- [Challenge] Review the material and extract every line in which the word "الوطني" occurs.

========================================

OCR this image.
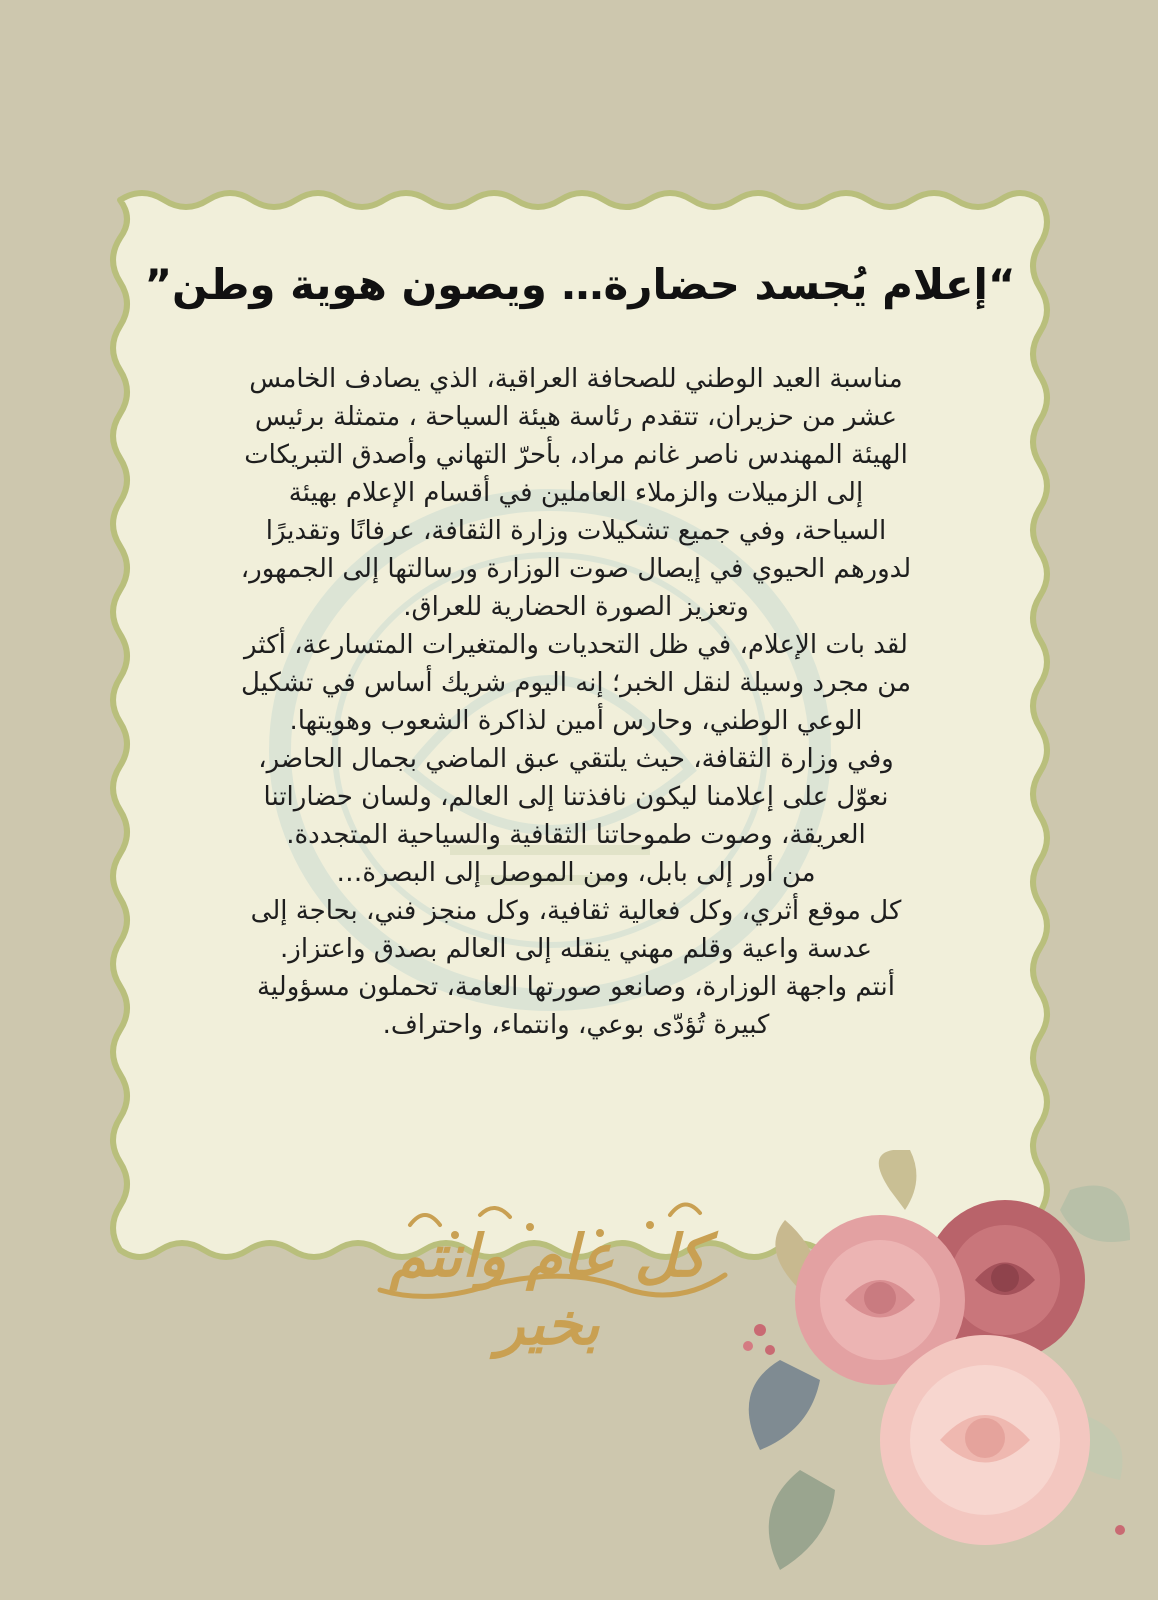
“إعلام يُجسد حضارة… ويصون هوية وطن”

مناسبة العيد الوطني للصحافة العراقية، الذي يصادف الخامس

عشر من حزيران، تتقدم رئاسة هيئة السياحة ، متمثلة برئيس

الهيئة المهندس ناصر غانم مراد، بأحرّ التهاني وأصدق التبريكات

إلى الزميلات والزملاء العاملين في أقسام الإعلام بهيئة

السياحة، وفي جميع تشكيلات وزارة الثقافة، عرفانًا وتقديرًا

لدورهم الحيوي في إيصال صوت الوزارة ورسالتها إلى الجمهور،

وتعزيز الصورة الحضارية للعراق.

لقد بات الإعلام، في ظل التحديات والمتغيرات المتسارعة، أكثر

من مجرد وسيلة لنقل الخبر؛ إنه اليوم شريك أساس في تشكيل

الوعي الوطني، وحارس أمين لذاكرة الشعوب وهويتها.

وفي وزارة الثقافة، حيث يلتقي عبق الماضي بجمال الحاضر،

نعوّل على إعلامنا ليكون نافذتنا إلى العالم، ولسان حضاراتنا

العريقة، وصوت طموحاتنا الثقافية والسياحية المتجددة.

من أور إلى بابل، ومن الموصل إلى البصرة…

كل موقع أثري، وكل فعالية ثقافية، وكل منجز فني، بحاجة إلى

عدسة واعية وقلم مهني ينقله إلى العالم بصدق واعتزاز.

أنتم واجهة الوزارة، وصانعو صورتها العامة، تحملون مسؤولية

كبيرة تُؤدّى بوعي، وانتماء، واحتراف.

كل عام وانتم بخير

========================================

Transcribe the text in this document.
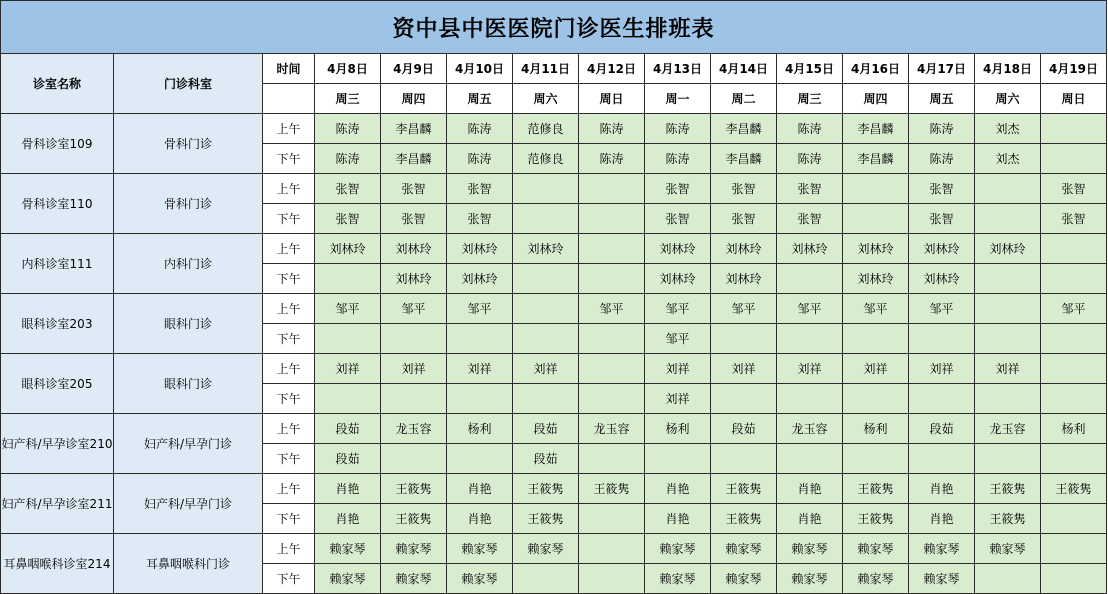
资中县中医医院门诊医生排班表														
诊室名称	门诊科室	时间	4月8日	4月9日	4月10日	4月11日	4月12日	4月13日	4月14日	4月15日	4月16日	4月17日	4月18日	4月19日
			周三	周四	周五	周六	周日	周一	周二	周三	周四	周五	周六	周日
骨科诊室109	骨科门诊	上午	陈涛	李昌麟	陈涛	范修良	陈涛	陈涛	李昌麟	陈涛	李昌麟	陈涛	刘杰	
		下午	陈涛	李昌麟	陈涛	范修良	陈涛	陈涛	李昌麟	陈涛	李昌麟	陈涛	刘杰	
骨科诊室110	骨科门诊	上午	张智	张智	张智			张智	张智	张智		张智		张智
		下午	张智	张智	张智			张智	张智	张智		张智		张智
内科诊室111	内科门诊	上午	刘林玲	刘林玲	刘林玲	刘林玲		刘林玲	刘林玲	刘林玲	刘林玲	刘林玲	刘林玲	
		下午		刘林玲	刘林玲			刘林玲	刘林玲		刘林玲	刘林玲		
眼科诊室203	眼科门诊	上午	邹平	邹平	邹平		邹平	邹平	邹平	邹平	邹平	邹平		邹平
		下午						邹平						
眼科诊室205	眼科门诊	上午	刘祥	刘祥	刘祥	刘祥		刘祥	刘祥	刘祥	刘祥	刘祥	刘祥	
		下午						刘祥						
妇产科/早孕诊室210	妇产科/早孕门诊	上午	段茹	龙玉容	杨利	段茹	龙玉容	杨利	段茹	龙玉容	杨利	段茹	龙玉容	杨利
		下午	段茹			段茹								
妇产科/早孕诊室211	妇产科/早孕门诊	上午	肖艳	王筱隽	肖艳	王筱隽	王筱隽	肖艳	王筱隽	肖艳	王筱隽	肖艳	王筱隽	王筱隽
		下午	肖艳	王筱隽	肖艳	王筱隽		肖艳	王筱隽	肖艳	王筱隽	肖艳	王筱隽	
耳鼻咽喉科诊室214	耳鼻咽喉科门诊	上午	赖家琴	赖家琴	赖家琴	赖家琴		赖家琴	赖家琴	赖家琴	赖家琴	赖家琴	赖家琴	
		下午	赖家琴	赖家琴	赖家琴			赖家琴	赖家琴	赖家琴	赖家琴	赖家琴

========================================

- [Response below]
مناسبة العيد الوطني للصحافة العراقية، الذي يصادف الخامس
الوعي الوطني، وحارس أمين لذاكرة الشعوب وهويتها.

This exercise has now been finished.